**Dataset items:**

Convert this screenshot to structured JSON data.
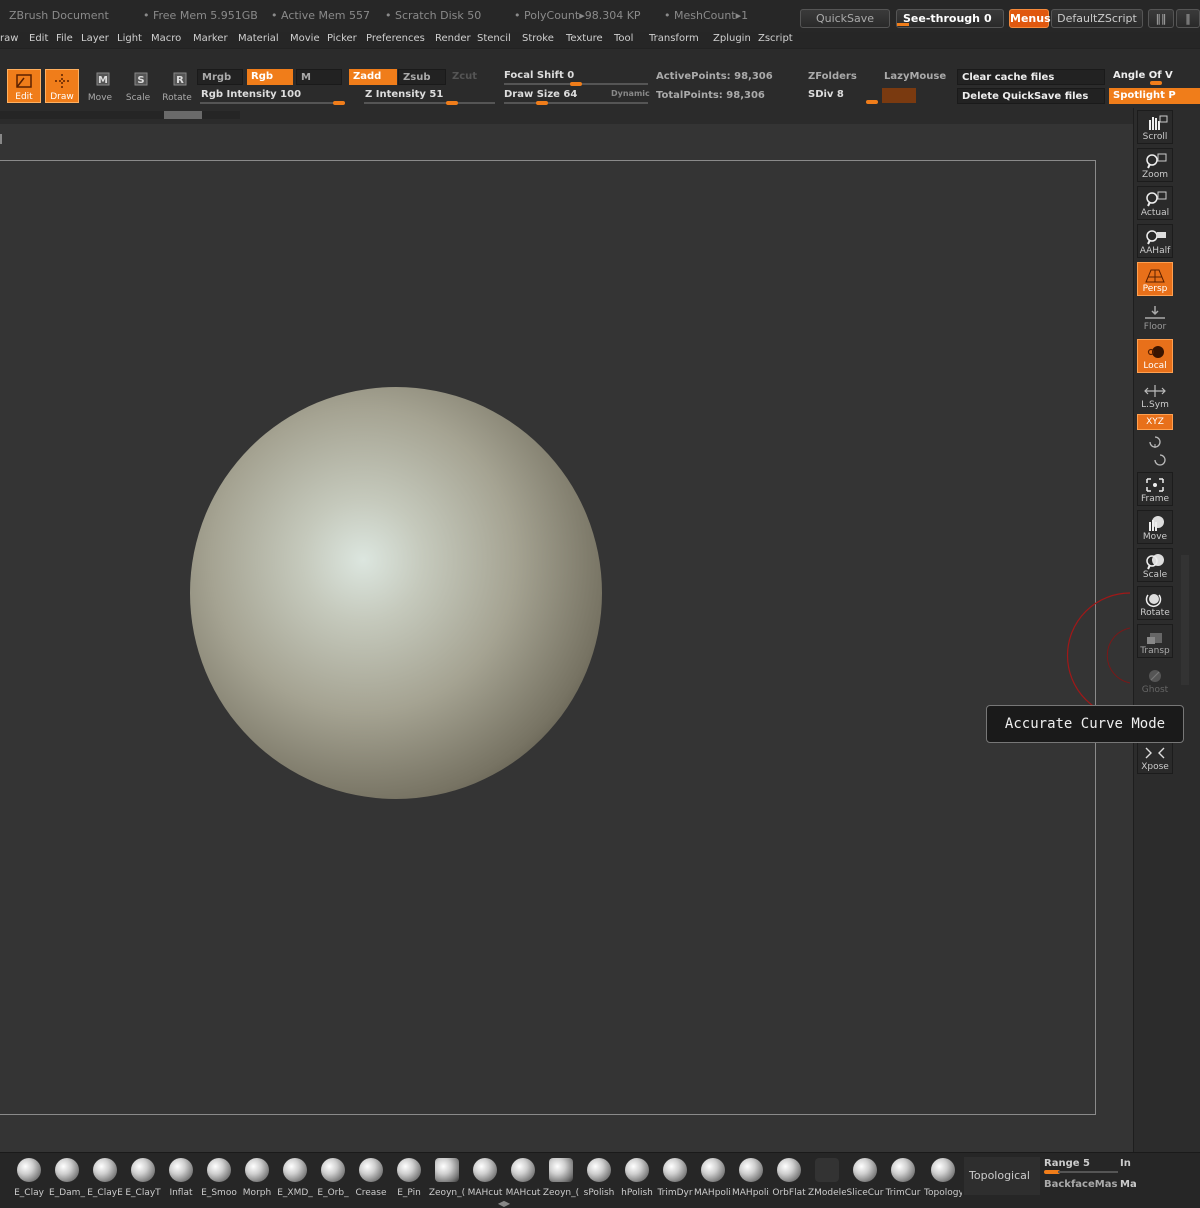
{
  "titlebar": {
    "app": "ZBrush Document",
    "free_mem": "• Free Mem 5.951GB",
    "active_mem": "• Active Mem 557",
    "scratch": "• Scratch Disk 50",
    "polycount": "• PolyCount▸98.304 KP",
    "meshcount": "• MeshCount▸1",
    "quicksave": "QuickSave",
    "see_through": "See-through",
    "see_through_value": "0",
    "menus": "Menus",
    "default_zscript": "DefaultZScript"
  },
  "menubar": [
    "raw",
    "Edit",
    "File",
    "Layer",
    "Light",
    "Macro",
    "Marker",
    "Material",
    "Movie",
    "Picker",
    "Preferences",
    "Render",
    "Stencil",
    "Stroke",
    "Texture",
    "Tool",
    "Transform",
    "Zplugin",
    "Zscript"
  ],
  "toolbar": {
    "edit": "Edit",
    "draw": "Draw",
    "move": "Move",
    "scale": "Scale",
    "rotate": "Rotate",
    "mrgb": "Mrgb",
    "rgb": "Rgb",
    "m": "M",
    "zadd": "Zadd",
    "zsub": "Zsub",
    "zcut": "Zcut",
    "rgb_intensity": "Rgb Intensity 100",
    "z_intensity": "Z Intensity 51",
    "focal_shift": "Focal Shift 0",
    "draw_size": "Draw Size 64",
    "dynamic": "Dynamic",
    "active_points": "ActivePoints: 98,306",
    "total_points": "TotalPoints: 98,306",
    "zfolders": "ZFolders",
    "lazymouse": "LazyMouse",
    "sdiv": "SDiv 8",
    "clear_cache": "Clear cache files",
    "delete_quicksave": "Delete QuickSave files",
    "angle_of": "Angle Of V",
    "spotlight": "Spotlight P"
  },
  "right_shelf": [
    {
      "label": "Scroll",
      "icon": "scroll-hand-icon",
      "state": "normal"
    },
    {
      "label": "Zoom",
      "icon": "zoom-magnifier-icon",
      "state": "normal"
    },
    {
      "label": "Actual",
      "icon": "actual-magnifier-icon",
      "state": "normal"
    },
    {
      "label": "AAHalf",
      "icon": "aahalf-magnifier-icon",
      "state": "normal"
    },
    {
      "label": "Persp",
      "icon": "perspective-grid-icon",
      "state": "on"
    },
    {
      "label": "Floor",
      "icon": "floor-icon",
      "state": "normal"
    },
    {
      "label": "Local",
      "icon": "local-icon",
      "state": "on"
    },
    {
      "label": "L.Sym",
      "icon": "lsym-icon",
      "state": "normal"
    },
    {
      "label": "XYZ",
      "icon": "xyz-icon",
      "state": "on"
    },
    {
      "label": "Frame",
      "icon": "frame-icon",
      "state": "normal"
    },
    {
      "label": "Move",
      "icon": "move-hand-icon",
      "state": "normal"
    },
    {
      "label": "Scale",
      "icon": "scale-magnifier-icon",
      "state": "normal"
    },
    {
      "label": "Rotate",
      "icon": "rotate-icon",
      "state": "normal"
    },
    {
      "label": "Transp",
      "icon": "transparency-icon",
      "state": "dim"
    },
    {
      "label": "Ghost",
      "icon": "ghost-icon",
      "state": "dim"
    },
    {
      "label": "Xpose",
      "icon": "xpose-icon",
      "state": "normal"
    }
  ],
  "tooltip": "Accurate Curve Mode",
  "brushes": [
    "E_Clay",
    "E_Dam_",
    "E_ClayE",
    "E_ClayT",
    "Inflat",
    "E_Smoo",
    "Morph",
    "E_XMD_",
    "E_Orb_",
    "Crease",
    "E_Pin",
    "Zeoyn_(",
    "MAHcut",
    "MAHcut",
    "Zeoyn_(",
    "sPolish",
    "hPolish",
    "TrimDyr",
    "MAHpoli:",
    "MAHpoli:",
    "OrbFlat",
    "ZModele",
    "SliceCur",
    "TrimCur",
    "Topology"
  ],
  "bottom": {
    "topological": "Topological",
    "range": "Range 5",
    "backface": "BackfaceMas",
    "in": "In",
    "ma": "Ma"
  }
}
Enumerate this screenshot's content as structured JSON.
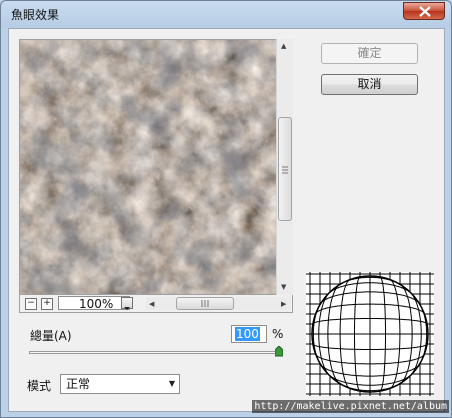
{
  "window": {
    "title": "魚眼效果",
    "close_icon": "close-icon"
  },
  "buttons": {
    "ok": "確定",
    "cancel": "取消"
  },
  "zoom": {
    "value": "100%",
    "minus": "−",
    "plus": "+"
  },
  "amount": {
    "label": "總量(A)",
    "value": "100",
    "unit": "%",
    "level": 1.0
  },
  "mode": {
    "label": "模式",
    "value": "正常"
  },
  "watermark": "http://makelive.pixnet.net/album",
  "colors": {
    "title_bar": "#bcd3ea",
    "close": "#c9503a",
    "selection": "#3399ff",
    "slider_thumb": "#3a9a3a"
  }
}
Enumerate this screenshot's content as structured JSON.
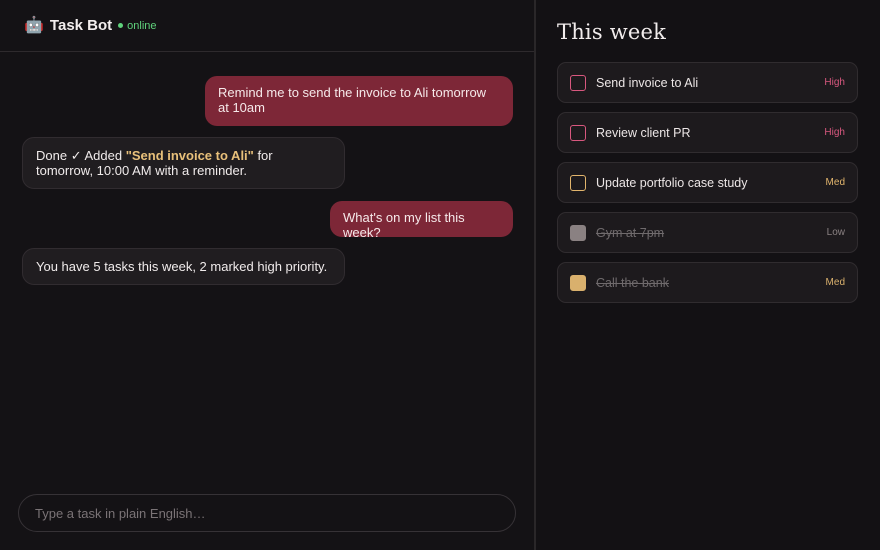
{
  "header": {
    "emoji": "🤖",
    "name": "Task Bot",
    "status": "online"
  },
  "messages": [
    {
      "role": "user",
      "text": "Remind me to send the invoice to Ali tomorrow at 10am"
    },
    {
      "role": "bot",
      "text_before": "Done ✓ Added ",
      "highlight": "\"Send invoice to Ali\"",
      "text_after": " for tomorrow, 10:00 AM with a reminder."
    },
    {
      "role": "user",
      "text": "What's on my list this week?"
    },
    {
      "role": "bot",
      "text": "You have 5 tasks this week, 2 marked high priority."
    }
  ],
  "composer": {
    "placeholder": "Type a task in plain English…"
  },
  "panel": {
    "title": "This week",
    "tasks": [
      {
        "label": "Send invoice to Ali",
        "priority": "High",
        "done": false,
        "color": "#d8587f"
      },
      {
        "label": "Review client PR",
        "priority": "High",
        "done": false,
        "color": "#d8587f"
      },
      {
        "label": "Update portfolio case study",
        "priority": "Med",
        "done": false,
        "color": "#e2b56d"
      },
      {
        "label": "Gym at 7pm",
        "priority": "Low",
        "done": true,
        "color": "#8a8182"
      },
      {
        "label": "Call the bank",
        "priority": "Med",
        "done": true,
        "color": "#d9b06d"
      }
    ]
  },
  "colors": {
    "accent_user_bubble": "#7d2737",
    "highlight": "#e8c07a",
    "online": "#5fd27c",
    "priority_high": "#d8587f",
    "priority_med": "#e2b56d",
    "priority_low": "#8a8182"
  }
}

**Brief:** Pictures excluded, quote all the data above exactly.

**Output for this exercise:**
Convert this screenshot to structured JSON data.
{
  "titlebar": {
    "app": "ZBrush Document",
    "free_mem": "• Free Mem 5.951GB",
    "active_mem": "• Active Mem 557",
    "scratch": "• Scratch Disk 50",
    "polycount": "• PolyCount▸98.304 KP",
    "meshcount": "• MeshCount▸1",
    "quicksave": "QuickSave",
    "see_through": "See-through",
    "see_through_value": "0",
    "menus": "Menus",
    "default_zscript": "DefaultZScript"
  },
  "menubar": [
    "raw",
    "Edit",
    "File",
    "Layer",
    "Light",
    "Macro",
    "Marker",
    "Material",
    "Movie",
    "Picker",
    "Preferences",
    "Render",
    "Stencil",
    "Stroke",
    "Texture",
    "Tool",
    "Transform",
    "Zplugin",
    "Zscript"
  ],
  "toolbar": {
    "edit": "Edit",
    "draw": "Draw",
    "move": "Move",
    "scale": "Scale",
    "rotate": "Rotate",
    "mrgb": "Mrgb",
    "rgb": "Rgb",
    "m": "M",
    "zadd": "Zadd",
    "zsub": "Zsub",
    "zcut": "Zcut",
    "rgb_intensity": "Rgb Intensity 100",
    "z_intensity": "Z Intensity 51",
    "focal_shift": "Focal Shift 0",
    "draw_size": "Draw Size 64",
    "dynamic": "Dynamic",
    "active_points": "ActivePoints: 98,306",
    "total_points": "TotalPoints: 98,306",
    "zfolders": "ZFolders",
    "lazymouse": "LazyMouse",
    "sdiv": "SDiv 8",
    "clear_cache": "Clear cache files",
    "delete_quicksave": "Delete QuickSave files",
    "angle_of": "Angle Of V",
    "spotlight": "Spotlight P"
  },
  "right_shelf": [
    {
      "label": "Scroll",
      "icon": "scroll-hand-icon",
      "state": "normal"
    },
    {
      "label": "Zoom",
      "icon": "zoom-magnifier-icon",
      "state": "normal"
    },
    {
      "label": "Actual",
      "icon": "actual-magnifier-icon",
      "state": "normal"
    },
    {
      "label": "AAHalf",
      "icon": "aahalf-magnifier-icon",
      "state": "normal"
    },
    {
      "label": "Persp",
      "icon": "perspective-grid-icon",
      "state": "on"
    },
    {
      "label": "Floor",
      "icon": "floor-icon",
      "state": "normal"
    },
    {
      "label": "Local",
      "icon": "local-icon",
      "state": "on"
    },
    {
      "label": "L.Sym",
      "icon": "lsym-icon",
      "state": "normal"
    },
    {
      "label": "XYZ",
      "icon": "xyz-icon",
      "state": "on"
    },
    {
      "label": "Frame",
      "icon": "frame-icon",
      "state": "normal"
    },
    {
      "label": "Move",
      "icon": "move-hand-icon",
      "state": "normal"
    },
    {
      "label": "Scale",
      "icon": "scale-magnifier-icon",
      "state": "normal"
    },
    {
      "label": "Rotate",
      "icon": "rotate-icon",
      "state": "normal"
    },
    {
      "label": "Transp",
      "icon": "transparency-icon",
      "state": "dim"
    },
    {
      "label": "Ghost",
      "icon": "ghost-icon",
      "state": "dim"
    },
    {
      "label": "Xpose",
      "icon": "xpose-icon",
      "state": "normal"
    }
  ],
  "tooltip": "Accurate Curve Mode",
  "brushes": [
    "E_Clay",
    "E_Dam_",
    "E_ClayE",
    "E_ClayT",
    "Inflat",
    "E_Smoo",
    "Morph",
    "E_XMD_",
    "E_Orb_",
    "Crease",
    "E_Pin",
    "Zeoyn_(",
    "MAHcut",
    "MAHcut",
    "Zeoyn_(",
    "sPolish",
    "hPolish",
    "TrimDyr",
    "MAHpoli:",
    "MAHpoli:",
    "OrbFlat",
    "ZModele",
    "SliceCur",
    "TrimCur",
    "Topology"
  ],
  "bottom": {
    "topological": "Topological",
    "range": "Range 5",
    "backface": "BackfaceMas",
    "in": "In",
    "ma": "Ma"
  }
}
Enumerate this screenshot's content as structured JSON.
{
  "window": {
    "title": "魚眼效果",
    "close_icon": "close-icon"
  },
  "buttons": {
    "ok": "確定",
    "cancel": "取消"
  },
  "zoom": {
    "value": "100%",
    "minus": "−",
    "plus": "+"
  },
  "amount": {
    "label": "總量(A)",
    "value": "100",
    "unit": "%",
    "level": 1.0
  },
  "mode": {
    "label": "模式",
    "value": "正常"
  },
  "watermark": "http://makelive.pixnet.net/album",
  "colors": {
    "title_bar": "#bcd3ea",
    "close": "#c9503a",
    "selection": "#3399ff",
    "slider_thumb": "#3a9a3a"
  }
}
Enumerate this screenshot's content as structured JSON.
{
  "header": {
    "emoji": "🤖",
    "name": "Task Bot",
    "status": "online"
  },
  "messages": [
    {
      "role": "user",
      "text": "Remind me to send the invoice to Ali tomorrow at 10am"
    },
    {
      "role": "bot",
      "text_before": "Done ✓ Added ",
      "highlight": "\"Send invoice to Ali\"",
      "text_after": " for tomorrow, 10:00 AM with a reminder."
    },
    {
      "role": "user",
      "text": "What's on my list this week?"
    },
    {
      "role": "bot",
      "text": "You have 5 tasks this week, 2 marked high priority."
    }
  ],
  "composer": {
    "placeholder": "Type a task in plain English…"
  },
  "panel": {
    "title": "This week",
    "tasks": [
      {
        "label": "Send invoice to Ali",
        "priority": "High",
        "done": false,
        "color": "#d8587f"
      },
      {
        "label": "Review client PR",
        "priority": "High",
        "done": false,
        "color": "#d8587f"
      },
      {
        "label": "Update portfolio case study",
        "priority": "Med",
        "done": false,
        "color": "#e2b56d"
      },
      {
        "label": "Gym at 7pm",
        "priority": "Low",
        "done": true,
        "color": "#8a8182"
      },
      {
        "label": "Call the bank",
        "priority": "Med",
        "done": true,
        "color": "#d9b06d"
      }
    ]
  },
  "colors": {
    "accent_user_bubble": "#7d2737",
    "highlight": "#e8c07a",
    "online": "#5fd27c",
    "priority_high": "#d8587f",
    "priority_med": "#e2b56d",
    "priority_low": "#8a8182"
  }
}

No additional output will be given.